EXERCISE INSTRUCTIONS — Write out every record below exactly as it appears.

SUPPLIED DATA —
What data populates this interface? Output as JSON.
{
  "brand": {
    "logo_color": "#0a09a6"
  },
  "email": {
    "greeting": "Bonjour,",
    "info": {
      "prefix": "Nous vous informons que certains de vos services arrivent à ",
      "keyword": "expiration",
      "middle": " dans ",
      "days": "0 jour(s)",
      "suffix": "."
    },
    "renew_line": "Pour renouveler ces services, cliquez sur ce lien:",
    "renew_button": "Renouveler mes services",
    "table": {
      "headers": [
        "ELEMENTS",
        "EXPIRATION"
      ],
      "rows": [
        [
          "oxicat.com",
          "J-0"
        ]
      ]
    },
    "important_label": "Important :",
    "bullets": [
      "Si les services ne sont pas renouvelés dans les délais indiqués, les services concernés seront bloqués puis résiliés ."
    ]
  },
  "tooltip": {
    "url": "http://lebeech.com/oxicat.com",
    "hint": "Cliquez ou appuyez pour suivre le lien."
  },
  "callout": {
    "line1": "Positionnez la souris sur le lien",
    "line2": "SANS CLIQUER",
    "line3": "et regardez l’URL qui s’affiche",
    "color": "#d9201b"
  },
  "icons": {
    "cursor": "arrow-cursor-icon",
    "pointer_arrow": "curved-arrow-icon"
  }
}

WRITTEN SOLUTION —
What data populates this interface? Output as JSON.
{
  "brand": {
    "logo_color": "#0a09a6"
  },
  "email": {
    "greeting": "Bonjour,",
    "info": {
      "prefix": "Nous vous informons que certains de vos services arrivent à ",
      "keyword": "expiration",
      "middle": " dans ",
      "days": "0 jour(s)",
      "suffix": "."
    },
    "renew_line": "Pour renouveler ces services, cliquez sur ce lien:",
    "renew_button": "Renouveler mes services",
    "table": {
      "headers": [
        "ELEMENTS",
        "EXPIRATION"
      ],
      "rows": [
        [
          "oxicat.com",
          "J-0"
        ]
      ]
    },
    "important_label": "Important :",
    "bullets": [
      "Si les services ne sont pas renouvelés dans les délais indiqués, les services concernés seront bloqués puis résiliés ."
    ]
  },
  "tooltip": {
    "url": "http://lebeech.com/oxicat.com",
    "hint": "Cliquez ou appuyez pour suivre le lien."
  },
  "callout": {
    "line1": "Positionnez la souris sur le lien",
    "line2": "SANS CLIQUER",
    "line3": "et regardez l’URL qui s’affiche",
    "color": "#d9201b"
  },
  "icons": {
    "cursor": "arrow-cursor-icon",
    "pointer_arrow": "curved-arrow-icon"
  }
}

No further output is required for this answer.